- **Exercise details**: Repeat every entry word for word, but leave the images out of your copy.

[Recorded data]
┌──

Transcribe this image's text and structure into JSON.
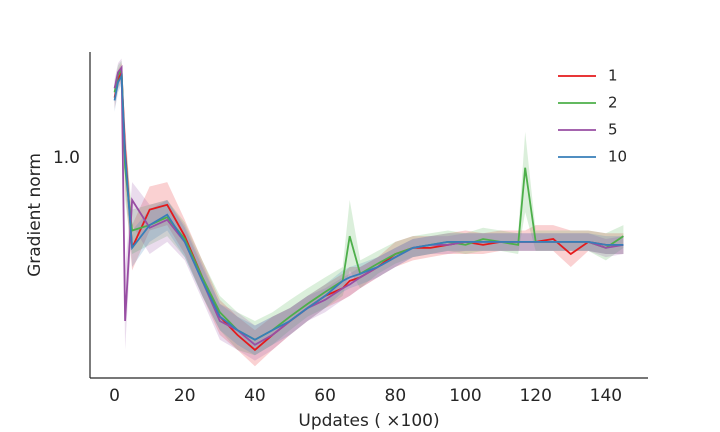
{
  "chart_data": {
    "type": "line",
    "xlabel": "Updates ( ×100)",
    "ylabel": "Gradient norm",
    "x": [
      0,
      1,
      2,
      3,
      5,
      10,
      15,
      20,
      25,
      30,
      35,
      40,
      45,
      50,
      55,
      60,
      65,
      67,
      70,
      75,
      80,
      85,
      90,
      95,
      100,
      105,
      110,
      115,
      117,
      120,
      125,
      130,
      135,
      140,
      145
    ],
    "series": [
      {
        "name": "1",
        "color": "#e41a1c",
        "values": [
          1.38,
          1.52,
          1.58,
          1.05,
          0.62,
          0.76,
          0.78,
          0.66,
          0.53,
          0.43,
          0.39,
          0.36,
          0.39,
          0.42,
          0.45,
          0.48,
          0.5,
          0.52,
          0.53,
          0.56,
          0.6,
          0.62,
          0.62,
          0.63,
          0.64,
          0.63,
          0.64,
          0.64,
          0.64,
          0.64,
          0.65,
          0.6,
          0.64,
          0.63,
          0.63
        ],
        "lower": [
          1.3,
          1.45,
          1.5,
          0.85,
          0.55,
          0.68,
          0.7,
          0.6,
          0.48,
          0.39,
          0.36,
          0.33,
          0.36,
          0.39,
          0.42,
          0.45,
          0.47,
          0.48,
          0.5,
          0.53,
          0.56,
          0.58,
          0.59,
          0.6,
          0.6,
          0.6,
          0.61,
          0.61,
          0.61,
          0.61,
          0.61,
          0.56,
          0.61,
          0.6,
          0.6
        ],
        "upper": [
          1.46,
          1.6,
          1.66,
          1.2,
          0.7,
          0.86,
          0.88,
          0.72,
          0.58,
          0.47,
          0.43,
          0.4,
          0.43,
          0.45,
          0.48,
          0.51,
          0.54,
          0.56,
          0.56,
          0.59,
          0.64,
          0.66,
          0.66,
          0.67,
          0.68,
          0.67,
          0.68,
          0.68,
          0.68,
          0.7,
          0.7,
          0.68,
          0.68,
          0.67,
          0.67
        ]
      },
      {
        "name": "2",
        "color": "#4daf4a",
        "values": [
          1.42,
          1.56,
          1.6,
          0.95,
          0.68,
          0.7,
          0.73,
          0.65,
          0.53,
          0.44,
          0.4,
          0.38,
          0.4,
          0.43,
          0.46,
          0.49,
          0.52,
          0.66,
          0.54,
          0.57,
          0.6,
          0.62,
          0.63,
          0.64,
          0.63,
          0.65,
          0.64,
          0.63,
          0.95,
          0.64,
          0.64,
          0.64,
          0.64,
          0.62,
          0.66
        ],
        "lower": [
          1.34,
          1.48,
          1.52,
          0.8,
          0.6,
          0.63,
          0.66,
          0.59,
          0.48,
          0.4,
          0.36,
          0.35,
          0.37,
          0.4,
          0.43,
          0.45,
          0.48,
          0.55,
          0.5,
          0.54,
          0.57,
          0.59,
          0.6,
          0.61,
          0.6,
          0.61,
          0.61,
          0.6,
          0.75,
          0.61,
          0.61,
          0.61,
          0.61,
          0.58,
          0.62
        ],
        "upper": [
          1.5,
          1.64,
          1.68,
          1.1,
          0.76,
          0.78,
          0.8,
          0.71,
          0.58,
          0.48,
          0.44,
          0.42,
          0.44,
          0.47,
          0.5,
          0.53,
          0.56,
          0.8,
          0.58,
          0.61,
          0.64,
          0.66,
          0.67,
          0.68,
          0.67,
          0.69,
          0.68,
          0.67,
          1.15,
          0.68,
          0.68,
          0.68,
          0.68,
          0.67,
          0.7
        ]
      },
      {
        "name": "5",
        "color": "#984ea3",
        "values": [
          1.45,
          1.58,
          1.62,
          0.42,
          0.8,
          0.69,
          0.72,
          0.64,
          0.52,
          0.42,
          0.4,
          0.37,
          0.39,
          0.42,
          0.45,
          0.47,
          0.5,
          0.51,
          0.53,
          0.56,
          0.59,
          0.62,
          0.63,
          0.63,
          0.64,
          0.64,
          0.64,
          0.64,
          0.64,
          0.64,
          0.64,
          0.64,
          0.64,
          0.62,
          0.63
        ],
        "lower": [
          1.38,
          1.5,
          1.55,
          0.36,
          0.7,
          0.6,
          0.64,
          0.58,
          0.47,
          0.38,
          0.36,
          0.34,
          0.36,
          0.39,
          0.42,
          0.44,
          0.47,
          0.48,
          0.5,
          0.53,
          0.56,
          0.59,
          0.6,
          0.6,
          0.61,
          0.61,
          0.61,
          0.61,
          0.61,
          0.61,
          0.61,
          0.61,
          0.61,
          0.59,
          0.6
        ],
        "upper": [
          1.52,
          1.66,
          1.7,
          0.55,
          0.88,
          0.78,
          0.8,
          0.7,
          0.57,
          0.46,
          0.44,
          0.41,
          0.43,
          0.45,
          0.48,
          0.5,
          0.53,
          0.54,
          0.56,
          0.59,
          0.62,
          0.65,
          0.66,
          0.66,
          0.67,
          0.67,
          0.67,
          0.67,
          0.67,
          0.67,
          0.67,
          0.67,
          0.67,
          0.65,
          0.66
        ]
      },
      {
        "name": "10",
        "color": "#377eb8",
        "values": [
          1.36,
          1.5,
          1.55,
          1.02,
          0.62,
          0.7,
          0.74,
          0.64,
          0.52,
          0.43,
          0.4,
          0.38,
          0.4,
          0.42,
          0.45,
          0.48,
          0.52,
          0.53,
          0.54,
          0.56,
          0.59,
          0.62,
          0.63,
          0.64,
          0.64,
          0.64,
          0.64,
          0.64,
          0.64,
          0.64,
          0.64,
          0.64,
          0.64,
          0.63,
          0.63
        ],
        "lower": [
          1.28,
          1.42,
          1.48,
          0.9,
          0.56,
          0.64,
          0.68,
          0.59,
          0.48,
          0.4,
          0.37,
          0.35,
          0.37,
          0.39,
          0.42,
          0.45,
          0.49,
          0.5,
          0.51,
          0.53,
          0.56,
          0.59,
          0.6,
          0.61,
          0.61,
          0.61,
          0.61,
          0.61,
          0.61,
          0.61,
          0.61,
          0.61,
          0.61,
          0.6,
          0.6
        ],
        "upper": [
          1.44,
          1.58,
          1.62,
          1.14,
          0.68,
          0.76,
          0.8,
          0.69,
          0.56,
          0.46,
          0.43,
          0.41,
          0.43,
          0.45,
          0.48,
          0.51,
          0.55,
          0.56,
          0.57,
          0.59,
          0.62,
          0.65,
          0.66,
          0.67,
          0.67,
          0.67,
          0.67,
          0.67,
          0.67,
          0.67,
          0.67,
          0.67,
          0.67,
          0.66,
          0.66
        ]
      }
    ],
    "xlim": [
      -7,
      152
    ],
    "xticks": [
      0,
      20,
      40,
      60,
      80,
      100,
      120,
      140
    ],
    "ylim": [
      0.31,
      1.76
    ],
    "yticks": [
      {
        "value": 1,
        "label": "1.0"
      }
    ],
    "yscale": "log",
    "grid": false,
    "legend": "upper right"
  }
}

└──

- **Output of the task**:
Transcribe this image's text and structure into JSON.
{
  "chart_data": {
    "type": "line",
    "xlabel": "Updates ( ×100)",
    "ylabel": "Gradient norm",
    "x": [
      0,
      1,
      2,
      3,
      5,
      10,
      15,
      20,
      25,
      30,
      35,
      40,
      45,
      50,
      55,
      60,
      65,
      67,
      70,
      75,
      80,
      85,
      90,
      95,
      100,
      105,
      110,
      115,
      117,
      120,
      125,
      130,
      135,
      140,
      145
    ],
    "series": [
      {
        "name": "1",
        "color": "#e41a1c",
        "values": [
          1.38,
          1.52,
          1.58,
          1.05,
          0.62,
          0.76,
          0.78,
          0.66,
          0.53,
          0.43,
          0.39,
          0.36,
          0.39,
          0.42,
          0.45,
          0.48,
          0.5,
          0.52,
          0.53,
          0.56,
          0.6,
          0.62,
          0.62,
          0.63,
          0.64,
          0.63,
          0.64,
          0.64,
          0.64,
          0.64,
          0.65,
          0.6,
          0.64,
          0.63,
          0.63
        ],
        "lower": [
          1.3,
          1.45,
          1.5,
          0.85,
          0.55,
          0.68,
          0.7,
          0.6,
          0.48,
          0.39,
          0.36,
          0.33,
          0.36,
          0.39,
          0.42,
          0.45,
          0.47,
          0.48,
          0.5,
          0.53,
          0.56,
          0.58,
          0.59,
          0.6,
          0.6,
          0.6,
          0.61,
          0.61,
          0.61,
          0.61,
          0.61,
          0.56,
          0.61,
          0.6,
          0.6
        ],
        "upper": [
          1.46,
          1.6,
          1.66,
          1.2,
          0.7,
          0.86,
          0.88,
          0.72,
          0.58,
          0.47,
          0.43,
          0.4,
          0.43,
          0.45,
          0.48,
          0.51,
          0.54,
          0.56,
          0.56,
          0.59,
          0.64,
          0.66,
          0.66,
          0.67,
          0.68,
          0.67,
          0.68,
          0.68,
          0.68,
          0.7,
          0.7,
          0.68,
          0.68,
          0.67,
          0.67
        ]
      },
      {
        "name": "2",
        "color": "#4daf4a",
        "values": [
          1.42,
          1.56,
          1.6,
          0.95,
          0.68,
          0.7,
          0.73,
          0.65,
          0.53,
          0.44,
          0.4,
          0.38,
          0.4,
          0.43,
          0.46,
          0.49,
          0.52,
          0.66,
          0.54,
          0.57,
          0.6,
          0.62,
          0.63,
          0.64,
          0.63,
          0.65,
          0.64,
          0.63,
          0.95,
          0.64,
          0.64,
          0.64,
          0.64,
          0.62,
          0.66
        ],
        "lower": [
          1.34,
          1.48,
          1.52,
          0.8,
          0.6,
          0.63,
          0.66,
          0.59,
          0.48,
          0.4,
          0.36,
          0.35,
          0.37,
          0.4,
          0.43,
          0.45,
          0.48,
          0.55,
          0.5,
          0.54,
          0.57,
          0.59,
          0.6,
          0.61,
          0.6,
          0.61,
          0.61,
          0.6,
          0.75,
          0.61,
          0.61,
          0.61,
          0.61,
          0.58,
          0.62
        ],
        "upper": [
          1.5,
          1.64,
          1.68,
          1.1,
          0.76,
          0.78,
          0.8,
          0.71,
          0.58,
          0.48,
          0.44,
          0.42,
          0.44,
          0.47,
          0.5,
          0.53,
          0.56,
          0.8,
          0.58,
          0.61,
          0.64,
          0.66,
          0.67,
          0.68,
          0.67,
          0.69,
          0.68,
          0.67,
          1.15,
          0.68,
          0.68,
          0.68,
          0.68,
          0.67,
          0.7
        ]
      },
      {
        "name": "5",
        "color": "#984ea3",
        "values": [
          1.45,
          1.58,
          1.62,
          0.42,
          0.8,
          0.69,
          0.72,
          0.64,
          0.52,
          0.42,
          0.4,
          0.37,
          0.39,
          0.42,
          0.45,
          0.47,
          0.5,
          0.51,
          0.53,
          0.56,
          0.59,
          0.62,
          0.63,
          0.63,
          0.64,
          0.64,
          0.64,
          0.64,
          0.64,
          0.64,
          0.64,
          0.64,
          0.64,
          0.62,
          0.63
        ],
        "lower": [
          1.38,
          1.5,
          1.55,
          0.36,
          0.7,
          0.6,
          0.64,
          0.58,
          0.47,
          0.38,
          0.36,
          0.34,
          0.36,
          0.39,
          0.42,
          0.44,
          0.47,
          0.48,
          0.5,
          0.53,
          0.56,
          0.59,
          0.6,
          0.6,
          0.61,
          0.61,
          0.61,
          0.61,
          0.61,
          0.61,
          0.61,
          0.61,
          0.61,
          0.59,
          0.6
        ],
        "upper": [
          1.52,
          1.66,
          1.7,
          0.55,
          0.88,
          0.78,
          0.8,
          0.7,
          0.57,
          0.46,
          0.44,
          0.41,
          0.43,
          0.45,
          0.48,
          0.5,
          0.53,
          0.54,
          0.56,
          0.59,
          0.62,
          0.65,
          0.66,
          0.66,
          0.67,
          0.67,
          0.67,
          0.67,
          0.67,
          0.67,
          0.67,
          0.67,
          0.67,
          0.65,
          0.66
        ]
      },
      {
        "name": "10",
        "color": "#377eb8",
        "values": [
          1.36,
          1.5,
          1.55,
          1.02,
          0.62,
          0.7,
          0.74,
          0.64,
          0.52,
          0.43,
          0.4,
          0.38,
          0.4,
          0.42,
          0.45,
          0.48,
          0.52,
          0.53,
          0.54,
          0.56,
          0.59,
          0.62,
          0.63,
          0.64,
          0.64,
          0.64,
          0.64,
          0.64,
          0.64,
          0.64,
          0.64,
          0.64,
          0.64,
          0.63,
          0.63
        ],
        "lower": [
          1.28,
          1.42,
          1.48,
          0.9,
          0.56,
          0.64,
          0.68,
          0.59,
          0.48,
          0.4,
          0.37,
          0.35,
          0.37,
          0.39,
          0.42,
          0.45,
          0.49,
          0.5,
          0.51,
          0.53,
          0.56,
          0.59,
          0.6,
          0.61,
          0.61,
          0.61,
          0.61,
          0.61,
          0.61,
          0.61,
          0.61,
          0.61,
          0.61,
          0.6,
          0.6
        ],
        "upper": [
          1.44,
          1.58,
          1.62,
          1.14,
          0.68,
          0.76,
          0.8,
          0.69,
          0.56,
          0.46,
          0.43,
          0.41,
          0.43,
          0.45,
          0.48,
          0.51,
          0.55,
          0.56,
          0.57,
          0.59,
          0.62,
          0.65,
          0.66,
          0.67,
          0.67,
          0.67,
          0.67,
          0.67,
          0.67,
          0.67,
          0.67,
          0.67,
          0.67,
          0.66,
          0.66
        ]
      }
    ],
    "xlim": [
      -7,
      152
    ],
    "xticks": [
      0,
      20,
      40,
      60,
      80,
      100,
      120,
      140
    ],
    "ylim": [
      0.31,
      1.76
    ],
    "yticks": [
      {
        "value": 1,
        "label": "1.0"
      }
    ],
    "yscale": "log",
    "grid": false,
    "legend": "upper right"
  }
}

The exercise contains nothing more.